= WHAT THE EXERCISE ASKS =
All the entries need to be quoted exactly, apart from the pictures, which you should drop.

[Excerpt from a dataset]
┌──
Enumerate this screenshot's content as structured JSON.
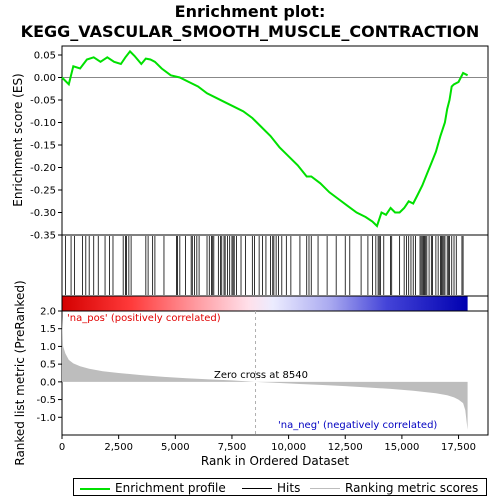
{
  "title_line1": "Enrichment plot:",
  "title_line2": "KEGG_VASCULAR_SMOOTH_MUSCLE_CONTRACTION",
  "legend": {
    "enrichment_profile": "Enrichment profile",
    "hits": "Hits",
    "ranking_metric_scores": "Ranking metric scores"
  },
  "colors": {
    "enrichment_line": "#00e000",
    "hits": "#000000",
    "ranking_fill": "#bdbdbd",
    "pos_label": "#e00000",
    "neg_label": "#0000c0",
    "zero_line": "#b0b0b0"
  },
  "chart_data": [
    {
      "type": "line",
      "ylabel": "Enrichment score (ES)",
      "ylim": [
        -0.35,
        0.07
      ],
      "yticks": [
        "0.05",
        "0.00",
        "-0.05",
        "-0.10",
        "-0.15",
        "-0.20",
        "-0.25",
        "-0.30",
        "-0.35"
      ],
      "ytick_values": [
        0.05,
        0.0,
        -0.05,
        -0.1,
        -0.15,
        -0.2,
        -0.25,
        -0.3,
        -0.35
      ],
      "xlim": [
        0,
        18800
      ],
      "series": [
        {
          "x": [
            0,
            300,
            500,
            800,
            1100,
            1400,
            1700,
            2000,
            2300,
            2600,
            2800,
            3000,
            3200,
            3500,
            3700,
            3900,
            4100,
            4400,
            4800,
            5200,
            5600,
            6000,
            6400,
            6800,
            7200,
            7600,
            8000,
            8400,
            8800,
            9200,
            9600,
            10000,
            10400,
            10800,
            11000,
            11400,
            11800,
            12200,
            12600,
            13000,
            13400,
            13700,
            13900,
            14100,
            14300,
            14500,
            14700,
            14900,
            15100,
            15300,
            15500,
            15700,
            15900,
            16100,
            16300,
            16500,
            16700,
            16900,
            17000,
            17100,
            17200,
            17300,
            17500,
            17700,
            17900
          ],
          "values": [
            0.0,
            -0.015,
            0.025,
            0.02,
            0.04,
            0.045,
            0.035,
            0.045,
            0.035,
            0.03,
            0.045,
            0.058,
            0.048,
            0.03,
            0.042,
            0.04,
            0.035,
            0.02,
            0.005,
            0.0,
            -0.01,
            -0.02,
            -0.035,
            -0.045,
            -0.055,
            -0.065,
            -0.075,
            -0.09,
            -0.11,
            -0.13,
            -0.155,
            -0.175,
            -0.195,
            -0.22,
            -0.22,
            -0.235,
            -0.255,
            -0.27,
            -0.285,
            -0.3,
            -0.31,
            -0.32,
            -0.33,
            -0.3,
            -0.305,
            -0.29,
            -0.3,
            -0.3,
            -0.29,
            -0.275,
            -0.28,
            -0.26,
            -0.24,
            -0.215,
            -0.19,
            -0.165,
            -0.13,
            -0.1,
            -0.07,
            -0.05,
            -0.02,
            -0.015,
            -0.01,
            0.01,
            0.005
          ]
        }
      ]
    },
    {
      "type": "hits",
      "positions": [
        150,
        400,
        550,
        900,
        1050,
        1200,
        1400,
        1600,
        1900,
        2100,
        2250,
        2700,
        2800,
        2850,
        2950,
        3050,
        3700,
        3800,
        4000,
        4100,
        4500,
        5050,
        5100,
        5200,
        5450,
        5700,
        5750,
        5850,
        5950,
        6050,
        6400,
        6500,
        6600,
        6650,
        6700,
        6900,
        7000,
        7050,
        7150,
        7200,
        7300,
        7400,
        7500,
        7550,
        7600,
        7700,
        7900,
        8100,
        8400,
        8500,
        8700,
        8850,
        9000,
        9200,
        9300,
        9350,
        9450,
        9550,
        9700,
        9900,
        10100,
        10500,
        10800,
        10900,
        11000,
        11300,
        11700,
        12100,
        12500,
        12700,
        13200,
        13500,
        13700,
        13850,
        13950,
        14000,
        14050,
        14200,
        14500,
        14550,
        14900,
        15100,
        15200,
        15300,
        15400,
        15500,
        15600,
        15800,
        15850,
        15900,
        15950,
        16000,
        16050,
        16100,
        16200,
        16300,
        16350,
        16500,
        16600,
        16700,
        16750,
        16800,
        16850,
        16900,
        17000,
        17050,
        17100,
        17200,
        17300,
        17400,
        17650,
        17700
      ]
    },
    {
      "type": "area",
      "ylabel": "Ranked list metric (PreRanked)",
      "xlabel": "Rank in Ordered Dataset",
      "ylim": [
        -1.5,
        2.0
      ],
      "yticks": [
        "2.0",
        "1.5",
        "1.0",
        "0.5",
        "0.0",
        "-0.5",
        "-1.0"
      ],
      "ytick_values": [
        2.0,
        1.5,
        1.0,
        0.5,
        0.0,
        -0.5,
        -1.0
      ],
      "xticks": [
        "0",
        "2,500",
        "5,000",
        "7,500",
        "10,000",
        "12,500",
        "15,000",
        "17,500"
      ],
      "xtick_values": [
        0,
        2500,
        5000,
        7500,
        10000,
        12500,
        15000,
        17500
      ],
      "x": [
        0,
        50,
        150,
        300,
        500,
        800,
        1200,
        1800,
        2500,
        3500,
        4500,
        5500,
        6500,
        7500,
        8540,
        9500,
        10500,
        11500,
        12500,
        13500,
        14500,
        15500,
        16500,
        17000,
        17300,
        17500,
        17700,
        17800,
        17850,
        17900
      ],
      "values": [
        1.85,
        1.0,
        0.8,
        0.62,
        0.52,
        0.44,
        0.37,
        0.3,
        0.25,
        0.19,
        0.14,
        0.1,
        0.07,
        0.04,
        0.0,
        -0.03,
        -0.06,
        -0.09,
        -0.12,
        -0.16,
        -0.2,
        -0.25,
        -0.32,
        -0.38,
        -0.44,
        -0.5,
        -0.6,
        -0.8,
        -1.1,
        -1.35
      ],
      "zero_cross_value": 8540,
      "annotations": {
        "pos": "'na_pos' (positively correlated)",
        "neg": "'na_neg' (negatively correlated)",
        "zero_cross": "Zero cross at 8540"
      }
    }
  ]
}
└──
= RESPONSE =
Enumerate this screenshot's content as structured JSON.
{
  "title_line1": "Enrichment plot:",
  "title_line2": "KEGG_VASCULAR_SMOOTH_MUSCLE_CONTRACTION",
  "legend": {
    "enrichment_profile": "Enrichment profile",
    "hits": "Hits",
    "ranking_metric_scores": "Ranking metric scores"
  },
  "colors": {
    "enrichment_line": "#00e000",
    "hits": "#000000",
    "ranking_fill": "#bdbdbd",
    "pos_label": "#e00000",
    "neg_label": "#0000c0",
    "zero_line": "#b0b0b0"
  },
  "chart_data": [
    {
      "type": "line",
      "ylabel": "Enrichment score (ES)",
      "ylim": [
        -0.35,
        0.07
      ],
      "yticks": [
        "0.05",
        "0.00",
        "-0.05",
        "-0.10",
        "-0.15",
        "-0.20",
        "-0.25",
        "-0.30",
        "-0.35"
      ],
      "ytick_values": [
        0.05,
        0.0,
        -0.05,
        -0.1,
        -0.15,
        -0.2,
        -0.25,
        -0.3,
        -0.35
      ],
      "xlim": [
        0,
        18800
      ],
      "series": [
        {
          "x": [
            0,
            300,
            500,
            800,
            1100,
            1400,
            1700,
            2000,
            2300,
            2600,
            2800,
            3000,
            3200,
            3500,
            3700,
            3900,
            4100,
            4400,
            4800,
            5200,
            5600,
            6000,
            6400,
            6800,
            7200,
            7600,
            8000,
            8400,
            8800,
            9200,
            9600,
            10000,
            10400,
            10800,
            11000,
            11400,
            11800,
            12200,
            12600,
            13000,
            13400,
            13700,
            13900,
            14100,
            14300,
            14500,
            14700,
            14900,
            15100,
            15300,
            15500,
            15700,
            15900,
            16100,
            16300,
            16500,
            16700,
            16900,
            17000,
            17100,
            17200,
            17300,
            17500,
            17700,
            17900
          ],
          "values": [
            0.0,
            -0.015,
            0.025,
            0.02,
            0.04,
            0.045,
            0.035,
            0.045,
            0.035,
            0.03,
            0.045,
            0.058,
            0.048,
            0.03,
            0.042,
            0.04,
            0.035,
            0.02,
            0.005,
            0.0,
            -0.01,
            -0.02,
            -0.035,
            -0.045,
            -0.055,
            -0.065,
            -0.075,
            -0.09,
            -0.11,
            -0.13,
            -0.155,
            -0.175,
            -0.195,
            -0.22,
            -0.22,
            -0.235,
            -0.255,
            -0.27,
            -0.285,
            -0.3,
            -0.31,
            -0.32,
            -0.33,
            -0.3,
            -0.305,
            -0.29,
            -0.3,
            -0.3,
            -0.29,
            -0.275,
            -0.28,
            -0.26,
            -0.24,
            -0.215,
            -0.19,
            -0.165,
            -0.13,
            -0.1,
            -0.07,
            -0.05,
            -0.02,
            -0.015,
            -0.01,
            0.01,
            0.005
          ]
        }
      ]
    },
    {
      "type": "hits",
      "positions": [
        150,
        400,
        550,
        900,
        1050,
        1200,
        1400,
        1600,
        1900,
        2100,
        2250,
        2700,
        2800,
        2850,
        2950,
        3050,
        3700,
        3800,
        4000,
        4100,
        4500,
        5050,
        5100,
        5200,
        5450,
        5700,
        5750,
        5850,
        5950,
        6050,
        6400,
        6500,
        6600,
        6650,
        6700,
        6900,
        7000,
        7050,
        7150,
        7200,
        7300,
        7400,
        7500,
        7550,
        7600,
        7700,
        7900,
        8100,
        8400,
        8500,
        8700,
        8850,
        9000,
        9200,
        9300,
        9350,
        9450,
        9550,
        9700,
        9900,
        10100,
        10500,
        10800,
        10900,
        11000,
        11300,
        11700,
        12100,
        12500,
        12700,
        13200,
        13500,
        13700,
        13850,
        13950,
        14000,
        14050,
        14200,
        14500,
        14550,
        14900,
        15100,
        15200,
        15300,
        15400,
        15500,
        15600,
        15800,
        15850,
        15900,
        15950,
        16000,
        16050,
        16100,
        16200,
        16300,
        16350,
        16500,
        16600,
        16700,
        16750,
        16800,
        16850,
        16900,
        17000,
        17050,
        17100,
        17200,
        17300,
        17400,
        17650,
        17700
      ]
    },
    {
      "type": "area",
      "ylabel": "Ranked list metric (PreRanked)",
      "xlabel": "Rank in Ordered Dataset",
      "ylim": [
        -1.5,
        2.0
      ],
      "yticks": [
        "2.0",
        "1.5",
        "1.0",
        "0.5",
        "0.0",
        "-0.5",
        "-1.0"
      ],
      "ytick_values": [
        2.0,
        1.5,
        1.0,
        0.5,
        0.0,
        -0.5,
        -1.0
      ],
      "xticks": [
        "0",
        "2,500",
        "5,000",
        "7,500",
        "10,000",
        "12,500",
        "15,000",
        "17,500"
      ],
      "xtick_values": [
        0,
        2500,
        5000,
        7500,
        10000,
        12500,
        15000,
        17500
      ],
      "x": [
        0,
        50,
        150,
        300,
        500,
        800,
        1200,
        1800,
        2500,
        3500,
        4500,
        5500,
        6500,
        7500,
        8540,
        9500,
        10500,
        11500,
        12500,
        13500,
        14500,
        15500,
        16500,
        17000,
        17300,
        17500,
        17700,
        17800,
        17850,
        17900
      ],
      "values": [
        1.85,
        1.0,
        0.8,
        0.62,
        0.52,
        0.44,
        0.37,
        0.3,
        0.25,
        0.19,
        0.14,
        0.1,
        0.07,
        0.04,
        0.0,
        -0.03,
        -0.06,
        -0.09,
        -0.12,
        -0.16,
        -0.2,
        -0.25,
        -0.32,
        -0.38,
        -0.44,
        -0.5,
        -0.6,
        -0.8,
        -1.1,
        -1.35
      ],
      "zero_cross_value": 8540,
      "annotations": {
        "pos": "'na_pos' (positively correlated)",
        "neg": "'na_neg' (negatively correlated)",
        "zero_cross": "Zero cross at 8540"
      }
    }
  ]
}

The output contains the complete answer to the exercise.